Rewrite the records below with every "Temporal focus" changed to "Time focus" and nothing else altered.

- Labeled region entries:
--- Begin ---

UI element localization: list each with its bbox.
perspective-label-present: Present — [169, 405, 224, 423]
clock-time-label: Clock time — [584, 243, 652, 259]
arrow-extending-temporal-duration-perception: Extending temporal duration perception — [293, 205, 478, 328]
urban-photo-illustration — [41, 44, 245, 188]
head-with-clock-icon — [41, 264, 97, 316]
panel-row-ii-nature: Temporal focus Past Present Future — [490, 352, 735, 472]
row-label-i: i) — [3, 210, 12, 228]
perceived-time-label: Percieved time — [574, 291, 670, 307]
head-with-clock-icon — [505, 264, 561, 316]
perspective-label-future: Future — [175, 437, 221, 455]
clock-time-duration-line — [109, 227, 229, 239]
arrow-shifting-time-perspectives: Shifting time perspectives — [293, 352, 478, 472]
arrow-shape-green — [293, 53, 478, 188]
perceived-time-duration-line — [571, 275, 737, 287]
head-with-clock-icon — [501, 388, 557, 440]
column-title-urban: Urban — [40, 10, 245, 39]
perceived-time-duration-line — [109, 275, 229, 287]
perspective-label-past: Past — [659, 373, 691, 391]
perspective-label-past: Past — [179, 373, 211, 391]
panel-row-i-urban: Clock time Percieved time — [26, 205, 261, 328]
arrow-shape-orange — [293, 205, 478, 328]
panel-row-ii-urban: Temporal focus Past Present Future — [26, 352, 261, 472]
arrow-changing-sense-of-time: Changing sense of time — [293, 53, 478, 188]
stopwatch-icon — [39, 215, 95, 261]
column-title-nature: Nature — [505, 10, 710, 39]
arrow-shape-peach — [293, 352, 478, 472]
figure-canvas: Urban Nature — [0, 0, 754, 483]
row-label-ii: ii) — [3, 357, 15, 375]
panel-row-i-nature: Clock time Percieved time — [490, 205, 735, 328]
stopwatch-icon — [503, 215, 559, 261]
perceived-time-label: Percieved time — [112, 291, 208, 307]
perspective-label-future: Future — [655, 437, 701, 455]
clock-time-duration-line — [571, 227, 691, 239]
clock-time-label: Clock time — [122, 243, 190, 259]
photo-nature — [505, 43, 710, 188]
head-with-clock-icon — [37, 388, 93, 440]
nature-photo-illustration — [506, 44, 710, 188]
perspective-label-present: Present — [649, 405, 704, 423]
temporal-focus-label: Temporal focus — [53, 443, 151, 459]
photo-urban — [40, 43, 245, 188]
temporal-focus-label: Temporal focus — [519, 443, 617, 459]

--- End ---

- Solution for this exercise:
UI element localization: list each with its bbox.
perspective-label-present: Present — [169, 405, 224, 423]
clock-time-label: Clock time — [584, 243, 652, 259]
arrow-extending-temporal-duration-perception: Extending temporal duration perception — [293, 205, 478, 328]
urban-photo-illustration — [41, 44, 245, 188]
head-with-clock-icon — [41, 264, 97, 316]
panel-row-ii-nature: Time focus Past Present Future — [490, 352, 735, 472]
row-label-i: i) — [3, 210, 12, 228]
perceived-time-label: Percieved time — [574, 291, 670, 307]
head-with-clock-icon — [505, 264, 561, 316]
perspective-label-future: Future — [175, 437, 221, 455]
clock-time-duration-line — [109, 227, 229, 239]
arrow-shifting-time-perspectives: Shifting time perspectives — [293, 352, 478, 472]
arrow-shape-green — [293, 53, 478, 188]
perceived-time-duration-line — [571, 275, 737, 287]
head-with-clock-icon — [501, 388, 557, 440]
column-title-urban: Urban — [40, 10, 245, 39]
perceived-time-duration-line — [109, 275, 229, 287]
perspective-label-past: Past — [659, 373, 691, 391]
perspective-label-past: Past — [179, 373, 211, 391]
panel-row-i-urban: Clock time Percieved time — [26, 205, 261, 328]
arrow-shape-orange — [293, 205, 478, 328]
panel-row-ii-urban: Time focus Past Present Future — [26, 352, 261, 472]
arrow-changing-sense-of-time: Changing sense of time — [293, 53, 478, 188]
stopwatch-icon — [39, 215, 95, 261]
column-title-nature: Nature — [505, 10, 710, 39]
arrow-shape-peach — [293, 352, 478, 472]
figure-canvas: Urban Nature — [0, 0, 754, 483]
row-label-ii: ii) — [3, 357, 15, 375]
panel-row-i-nature: Clock time Percieved time — [490, 205, 735, 328]
stopwatch-icon — [503, 215, 559, 261]
perceived-time-label: Percieved time — [112, 291, 208, 307]
perspective-label-future: Future — [655, 437, 701, 455]
clock-time-duration-line — [571, 227, 691, 239]
clock-time-label: Clock time — [122, 243, 190, 259]
photo-nature — [505, 43, 710, 188]
head-with-clock-icon — [37, 388, 93, 440]
nature-photo-illustration — [506, 44, 710, 188]
perspective-label-present: Present — [649, 405, 704, 423]
temporal-focus-label: Time focus — [53, 443, 151, 459]
photo-urban — [40, 43, 245, 188]
temporal-focus-label: Time focus — [519, 443, 617, 459]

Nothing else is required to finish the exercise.